───── Available data ─────

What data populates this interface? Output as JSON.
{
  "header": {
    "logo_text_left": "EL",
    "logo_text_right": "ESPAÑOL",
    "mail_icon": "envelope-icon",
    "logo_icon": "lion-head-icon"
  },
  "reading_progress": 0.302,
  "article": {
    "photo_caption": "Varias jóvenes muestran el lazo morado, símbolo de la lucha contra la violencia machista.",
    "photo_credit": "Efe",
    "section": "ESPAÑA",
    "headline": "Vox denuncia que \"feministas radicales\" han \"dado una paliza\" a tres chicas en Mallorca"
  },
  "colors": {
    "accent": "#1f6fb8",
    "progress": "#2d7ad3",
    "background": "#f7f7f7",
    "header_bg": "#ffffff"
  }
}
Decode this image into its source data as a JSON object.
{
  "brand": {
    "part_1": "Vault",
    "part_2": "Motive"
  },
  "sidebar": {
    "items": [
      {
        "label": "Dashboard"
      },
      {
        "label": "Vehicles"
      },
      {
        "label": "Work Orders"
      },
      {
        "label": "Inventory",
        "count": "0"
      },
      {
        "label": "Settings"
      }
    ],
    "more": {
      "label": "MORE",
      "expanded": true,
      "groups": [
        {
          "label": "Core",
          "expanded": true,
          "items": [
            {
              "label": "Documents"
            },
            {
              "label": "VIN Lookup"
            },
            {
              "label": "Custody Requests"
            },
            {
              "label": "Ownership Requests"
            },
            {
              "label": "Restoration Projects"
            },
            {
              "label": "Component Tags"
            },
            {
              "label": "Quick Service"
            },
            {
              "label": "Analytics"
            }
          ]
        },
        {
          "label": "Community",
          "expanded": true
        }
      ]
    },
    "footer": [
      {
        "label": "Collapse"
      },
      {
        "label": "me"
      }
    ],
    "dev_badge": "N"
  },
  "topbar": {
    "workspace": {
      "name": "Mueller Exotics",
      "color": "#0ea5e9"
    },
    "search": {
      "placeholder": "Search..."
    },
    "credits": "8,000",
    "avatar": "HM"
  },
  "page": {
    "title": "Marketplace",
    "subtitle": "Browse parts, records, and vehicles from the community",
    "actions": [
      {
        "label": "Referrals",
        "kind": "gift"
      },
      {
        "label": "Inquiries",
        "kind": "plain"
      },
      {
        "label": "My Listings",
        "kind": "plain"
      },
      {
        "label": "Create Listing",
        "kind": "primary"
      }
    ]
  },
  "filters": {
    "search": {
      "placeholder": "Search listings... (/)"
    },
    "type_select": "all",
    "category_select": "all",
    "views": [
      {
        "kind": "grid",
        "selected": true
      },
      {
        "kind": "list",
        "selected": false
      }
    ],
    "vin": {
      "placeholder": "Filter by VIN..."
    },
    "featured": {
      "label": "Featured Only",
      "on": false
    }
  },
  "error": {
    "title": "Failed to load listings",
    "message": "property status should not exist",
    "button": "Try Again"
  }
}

─────

Copy all of the data exactly.

# [Written response]
What data populates this interface? Output as JSON.
{
  "header": {
    "logo_text_left": "EL",
    "logo_text_right": "ESPAÑOL",
    "mail_icon": "envelope-icon",
    "logo_icon": "lion-head-icon"
  },
  "reading_progress": 0.302,
  "article": {
    "photo_caption": "Varias jóvenes muestran el lazo morado, símbolo de la lucha contra la violencia machista.",
    "photo_credit": "Efe",
    "section": "ESPAÑA",
    "headline": "Vox denuncia que \"feministas radicales\" han \"dado una paliza\" a tres chicas en Mallorca"
  },
  "colors": {
    "accent": "#1f6fb8",
    "progress": "#2d7ad3",
    "background": "#f7f7f7",
    "header_bg": "#ffffff"
  }
}
Decode this image into its source data as a JSON object.
{
  "brand": {
    "part_1": "Vault",
    "part_2": "Motive"
  },
  "sidebar": {
    "items": [
      {
        "label": "Dashboard"
      },
      {
        "label": "Vehicles"
      },
      {
        "label": "Work Orders"
      },
      {
        "label": "Inventory",
        "count": "0"
      },
      {
        "label": "Settings"
      }
    ],
    "more": {
      "label": "MORE",
      "expanded": true,
      "groups": [
        {
          "label": "Core",
          "expanded": true,
          "items": [
            {
              "label": "Documents"
            },
            {
              "label": "VIN Lookup"
            },
            {
              "label": "Custody Requests"
            },
            {
              "label": "Ownership Requests"
            },
            {
              "label": "Restoration Projects"
            },
            {
              "label": "Component Tags"
            },
            {
              "label": "Quick Service"
            },
            {
              "label": "Analytics"
            }
          ]
        },
        {
          "label": "Community",
          "expanded": true
        }
      ]
    },
    "footer": [
      {
        "label": "Collapse"
      },
      {
        "label": "me"
      }
    ],
    "dev_badge": "N"
  },
  "topbar": {
    "workspace": {
      "name": "Mueller Exotics",
      "color": "#0ea5e9"
    },
    "search": {
      "placeholder": "Search..."
    },
    "credits": "8,000",
    "avatar": "HM"
  },
  "page": {
    "title": "Marketplace",
    "subtitle": "Browse parts, records, and vehicles from the community",
    "actions": [
      {
        "label": "Referrals",
        "kind": "gift"
      },
      {
        "label": "Inquiries",
        "kind": "plain"
      },
      {
        "label": "My Listings",
        "kind": "plain"
      },
      {
        "label": "Create Listing",
        "kind": "primary"
      }
    ]
  },
  "filters": {
    "search": {
      "placeholder": "Search listings... (/)"
    },
    "type_select": "all",
    "category_select": "all",
    "views": [
      {
        "kind": "grid",
        "selected": true
      },
      {
        "kind": "list",
        "selected": false
      }
    ],
    "vin": {
      "placeholder": "Filter by VIN..."
    },
    "featured": {
      "label": "Featured Only",
      "on": false
    }
  },
  "error": {
    "title": "Failed to load listings",
    "message": "property status should not exist",
    "button": "Try Again"
  }
}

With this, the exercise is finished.